**The request:**
Collect the lines of the entries where "창업중소기업" shows up.

**Dataset extract:**
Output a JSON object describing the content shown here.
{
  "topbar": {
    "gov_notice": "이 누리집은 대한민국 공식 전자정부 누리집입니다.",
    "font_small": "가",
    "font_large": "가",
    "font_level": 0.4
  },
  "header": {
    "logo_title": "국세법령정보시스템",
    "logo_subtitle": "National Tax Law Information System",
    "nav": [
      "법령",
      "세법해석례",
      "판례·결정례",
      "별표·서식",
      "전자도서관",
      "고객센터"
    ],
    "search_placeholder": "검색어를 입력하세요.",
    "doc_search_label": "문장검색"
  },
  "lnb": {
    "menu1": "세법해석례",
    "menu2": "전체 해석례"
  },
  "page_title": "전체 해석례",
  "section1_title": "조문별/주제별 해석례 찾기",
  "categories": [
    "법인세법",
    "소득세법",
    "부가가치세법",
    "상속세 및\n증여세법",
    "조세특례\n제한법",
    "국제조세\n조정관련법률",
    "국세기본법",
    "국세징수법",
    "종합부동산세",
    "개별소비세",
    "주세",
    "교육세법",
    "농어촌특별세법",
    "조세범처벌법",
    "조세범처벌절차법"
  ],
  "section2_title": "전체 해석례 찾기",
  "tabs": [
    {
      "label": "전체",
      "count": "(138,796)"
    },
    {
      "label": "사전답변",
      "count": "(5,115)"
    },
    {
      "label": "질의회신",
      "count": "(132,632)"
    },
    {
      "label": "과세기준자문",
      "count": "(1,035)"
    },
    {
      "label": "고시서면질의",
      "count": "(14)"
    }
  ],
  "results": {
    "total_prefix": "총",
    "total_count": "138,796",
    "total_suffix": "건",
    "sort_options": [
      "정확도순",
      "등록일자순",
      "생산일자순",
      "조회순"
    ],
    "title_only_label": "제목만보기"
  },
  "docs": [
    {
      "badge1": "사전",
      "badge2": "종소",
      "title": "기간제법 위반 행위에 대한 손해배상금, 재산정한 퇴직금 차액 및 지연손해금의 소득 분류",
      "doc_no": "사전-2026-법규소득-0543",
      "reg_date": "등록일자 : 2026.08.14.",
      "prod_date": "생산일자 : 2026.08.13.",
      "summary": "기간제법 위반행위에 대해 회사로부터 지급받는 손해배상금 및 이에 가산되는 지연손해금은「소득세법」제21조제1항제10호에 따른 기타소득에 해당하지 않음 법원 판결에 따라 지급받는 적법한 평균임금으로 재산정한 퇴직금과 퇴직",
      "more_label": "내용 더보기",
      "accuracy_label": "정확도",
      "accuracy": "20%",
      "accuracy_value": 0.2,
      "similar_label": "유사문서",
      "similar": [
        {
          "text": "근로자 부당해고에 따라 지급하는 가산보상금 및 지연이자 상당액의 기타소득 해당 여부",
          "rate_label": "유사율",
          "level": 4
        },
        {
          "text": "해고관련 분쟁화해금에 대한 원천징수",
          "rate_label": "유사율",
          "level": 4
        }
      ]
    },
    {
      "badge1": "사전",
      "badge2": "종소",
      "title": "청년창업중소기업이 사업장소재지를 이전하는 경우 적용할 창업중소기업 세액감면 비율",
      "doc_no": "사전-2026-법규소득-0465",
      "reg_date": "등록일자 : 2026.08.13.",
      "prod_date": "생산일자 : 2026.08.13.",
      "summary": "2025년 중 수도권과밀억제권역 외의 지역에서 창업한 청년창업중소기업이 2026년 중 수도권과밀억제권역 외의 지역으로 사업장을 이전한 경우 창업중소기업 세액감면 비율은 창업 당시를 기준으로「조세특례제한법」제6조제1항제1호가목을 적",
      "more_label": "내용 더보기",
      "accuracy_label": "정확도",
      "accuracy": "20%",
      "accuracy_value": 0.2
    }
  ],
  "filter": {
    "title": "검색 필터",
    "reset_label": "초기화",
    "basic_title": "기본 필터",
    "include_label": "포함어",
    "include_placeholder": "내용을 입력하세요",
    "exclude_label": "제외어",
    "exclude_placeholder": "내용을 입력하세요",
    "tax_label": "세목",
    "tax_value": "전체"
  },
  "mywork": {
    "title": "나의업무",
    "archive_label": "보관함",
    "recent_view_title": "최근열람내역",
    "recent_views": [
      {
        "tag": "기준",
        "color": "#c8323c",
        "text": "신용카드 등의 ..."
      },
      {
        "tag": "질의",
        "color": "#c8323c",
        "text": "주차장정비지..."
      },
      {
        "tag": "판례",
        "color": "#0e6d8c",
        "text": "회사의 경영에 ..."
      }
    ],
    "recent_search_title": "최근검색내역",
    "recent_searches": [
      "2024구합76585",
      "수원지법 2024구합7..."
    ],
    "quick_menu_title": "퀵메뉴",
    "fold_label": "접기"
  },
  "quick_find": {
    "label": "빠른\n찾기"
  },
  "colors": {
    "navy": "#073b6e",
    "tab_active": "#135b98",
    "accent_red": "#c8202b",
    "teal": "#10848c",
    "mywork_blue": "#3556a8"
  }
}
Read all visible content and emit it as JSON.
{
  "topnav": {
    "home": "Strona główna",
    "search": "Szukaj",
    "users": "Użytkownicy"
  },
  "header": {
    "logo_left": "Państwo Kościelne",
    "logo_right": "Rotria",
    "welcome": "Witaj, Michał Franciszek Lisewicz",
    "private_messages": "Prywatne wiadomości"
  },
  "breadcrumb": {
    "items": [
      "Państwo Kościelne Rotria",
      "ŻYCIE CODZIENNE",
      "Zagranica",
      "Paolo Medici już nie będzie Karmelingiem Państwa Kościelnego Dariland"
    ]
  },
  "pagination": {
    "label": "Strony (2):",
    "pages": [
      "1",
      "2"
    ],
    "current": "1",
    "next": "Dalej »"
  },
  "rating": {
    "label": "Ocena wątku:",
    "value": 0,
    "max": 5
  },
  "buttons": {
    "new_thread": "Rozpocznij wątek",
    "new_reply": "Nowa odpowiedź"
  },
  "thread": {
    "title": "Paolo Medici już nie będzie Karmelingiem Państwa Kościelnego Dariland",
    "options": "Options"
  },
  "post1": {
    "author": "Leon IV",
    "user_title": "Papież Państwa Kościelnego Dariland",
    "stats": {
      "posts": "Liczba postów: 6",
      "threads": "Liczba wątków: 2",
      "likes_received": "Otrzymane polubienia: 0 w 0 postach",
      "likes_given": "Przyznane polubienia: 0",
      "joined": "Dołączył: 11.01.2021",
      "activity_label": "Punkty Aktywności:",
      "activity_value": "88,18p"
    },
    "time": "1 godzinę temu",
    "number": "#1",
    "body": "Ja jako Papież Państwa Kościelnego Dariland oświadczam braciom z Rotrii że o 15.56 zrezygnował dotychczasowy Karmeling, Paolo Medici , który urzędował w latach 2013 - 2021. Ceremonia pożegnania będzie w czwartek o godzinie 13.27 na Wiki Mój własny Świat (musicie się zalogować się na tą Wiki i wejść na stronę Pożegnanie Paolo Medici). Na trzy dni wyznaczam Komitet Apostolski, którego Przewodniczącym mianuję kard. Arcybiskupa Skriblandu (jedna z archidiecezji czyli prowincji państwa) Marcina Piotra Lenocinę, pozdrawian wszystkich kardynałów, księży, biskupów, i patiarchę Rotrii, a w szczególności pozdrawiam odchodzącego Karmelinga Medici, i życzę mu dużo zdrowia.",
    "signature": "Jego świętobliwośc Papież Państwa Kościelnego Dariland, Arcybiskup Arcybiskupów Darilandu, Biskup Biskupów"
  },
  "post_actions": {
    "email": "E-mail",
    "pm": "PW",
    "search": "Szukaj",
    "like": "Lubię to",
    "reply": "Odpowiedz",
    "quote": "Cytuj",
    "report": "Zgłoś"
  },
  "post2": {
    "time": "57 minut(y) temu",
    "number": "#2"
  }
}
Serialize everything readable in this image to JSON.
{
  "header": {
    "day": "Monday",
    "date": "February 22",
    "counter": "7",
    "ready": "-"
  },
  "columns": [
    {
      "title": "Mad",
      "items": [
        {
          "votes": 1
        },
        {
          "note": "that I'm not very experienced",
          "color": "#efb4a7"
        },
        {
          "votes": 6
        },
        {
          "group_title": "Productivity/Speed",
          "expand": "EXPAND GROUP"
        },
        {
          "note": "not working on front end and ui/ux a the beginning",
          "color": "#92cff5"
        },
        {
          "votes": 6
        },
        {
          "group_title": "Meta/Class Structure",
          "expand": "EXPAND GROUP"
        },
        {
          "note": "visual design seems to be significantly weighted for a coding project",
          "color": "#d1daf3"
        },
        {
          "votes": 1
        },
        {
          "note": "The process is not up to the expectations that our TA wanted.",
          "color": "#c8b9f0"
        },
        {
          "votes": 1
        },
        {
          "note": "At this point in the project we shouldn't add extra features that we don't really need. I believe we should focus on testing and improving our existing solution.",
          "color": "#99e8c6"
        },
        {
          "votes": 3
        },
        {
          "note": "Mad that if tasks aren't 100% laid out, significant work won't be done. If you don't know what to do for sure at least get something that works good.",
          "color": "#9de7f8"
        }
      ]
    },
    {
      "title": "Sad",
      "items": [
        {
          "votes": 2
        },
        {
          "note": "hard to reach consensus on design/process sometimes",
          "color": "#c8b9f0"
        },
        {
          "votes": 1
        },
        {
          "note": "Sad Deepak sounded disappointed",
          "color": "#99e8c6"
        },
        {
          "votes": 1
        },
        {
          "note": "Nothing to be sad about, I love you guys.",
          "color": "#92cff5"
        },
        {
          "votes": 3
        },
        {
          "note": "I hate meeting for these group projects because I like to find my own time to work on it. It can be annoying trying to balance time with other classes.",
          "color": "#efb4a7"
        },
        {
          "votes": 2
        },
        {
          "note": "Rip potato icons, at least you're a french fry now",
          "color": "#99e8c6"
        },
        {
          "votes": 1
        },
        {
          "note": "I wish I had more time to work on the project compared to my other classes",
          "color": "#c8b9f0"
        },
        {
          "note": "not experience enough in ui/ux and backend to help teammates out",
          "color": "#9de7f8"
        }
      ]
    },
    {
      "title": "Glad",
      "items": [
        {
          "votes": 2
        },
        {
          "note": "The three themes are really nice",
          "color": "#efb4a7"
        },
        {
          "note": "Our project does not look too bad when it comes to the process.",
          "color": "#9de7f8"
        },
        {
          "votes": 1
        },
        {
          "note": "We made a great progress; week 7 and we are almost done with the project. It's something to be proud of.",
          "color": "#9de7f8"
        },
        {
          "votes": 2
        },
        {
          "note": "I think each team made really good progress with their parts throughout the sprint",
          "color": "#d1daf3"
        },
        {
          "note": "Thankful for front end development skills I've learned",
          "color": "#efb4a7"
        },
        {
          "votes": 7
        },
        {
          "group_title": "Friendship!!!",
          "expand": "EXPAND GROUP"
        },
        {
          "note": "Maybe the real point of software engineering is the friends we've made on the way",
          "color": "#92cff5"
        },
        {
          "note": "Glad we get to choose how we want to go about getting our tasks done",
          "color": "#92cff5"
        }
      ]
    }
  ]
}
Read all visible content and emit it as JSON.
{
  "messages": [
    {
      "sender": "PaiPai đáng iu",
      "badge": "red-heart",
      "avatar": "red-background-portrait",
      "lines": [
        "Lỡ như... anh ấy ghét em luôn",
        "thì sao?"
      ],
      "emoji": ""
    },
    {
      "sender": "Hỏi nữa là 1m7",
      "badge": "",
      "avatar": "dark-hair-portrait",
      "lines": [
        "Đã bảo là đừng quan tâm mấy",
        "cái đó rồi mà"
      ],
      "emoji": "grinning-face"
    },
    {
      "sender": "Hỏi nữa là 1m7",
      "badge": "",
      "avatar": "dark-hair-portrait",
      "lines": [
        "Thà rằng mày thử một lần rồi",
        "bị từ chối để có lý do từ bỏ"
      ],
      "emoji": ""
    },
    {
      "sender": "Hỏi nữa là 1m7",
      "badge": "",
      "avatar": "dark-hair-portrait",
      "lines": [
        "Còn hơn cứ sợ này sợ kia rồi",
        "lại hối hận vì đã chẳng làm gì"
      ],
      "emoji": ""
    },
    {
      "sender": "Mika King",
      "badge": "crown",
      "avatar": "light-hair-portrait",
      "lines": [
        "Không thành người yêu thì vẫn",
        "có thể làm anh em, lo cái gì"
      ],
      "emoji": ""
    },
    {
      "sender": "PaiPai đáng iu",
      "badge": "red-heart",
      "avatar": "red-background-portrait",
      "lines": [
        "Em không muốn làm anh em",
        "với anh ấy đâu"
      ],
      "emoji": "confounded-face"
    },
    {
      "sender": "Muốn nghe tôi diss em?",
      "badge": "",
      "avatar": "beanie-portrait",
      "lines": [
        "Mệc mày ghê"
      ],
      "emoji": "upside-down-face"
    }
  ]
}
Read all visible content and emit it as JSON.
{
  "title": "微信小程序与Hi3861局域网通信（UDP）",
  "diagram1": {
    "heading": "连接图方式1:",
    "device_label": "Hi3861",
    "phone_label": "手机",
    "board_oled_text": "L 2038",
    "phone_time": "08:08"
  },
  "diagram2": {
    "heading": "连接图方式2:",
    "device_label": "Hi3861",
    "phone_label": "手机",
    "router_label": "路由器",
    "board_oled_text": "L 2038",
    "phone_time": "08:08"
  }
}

**Task output:**
      "title": "청년창업중소기업이 사업장소재지를 이전하는 경우 적용할 창업중소기업 세액감면 비율",
      "summary": "2025년 중 수도권과밀억제권역 외의 지역에서 창업한 청년창업중소기업이 2026년 중 수도권과밀억제권역 외의 지역으로 사업장을 이전한 경우 창업중소기업 세액감면 비율은 창업 당시를 기준으로「조세특례제한법」제6조제1항제1호가목을 적",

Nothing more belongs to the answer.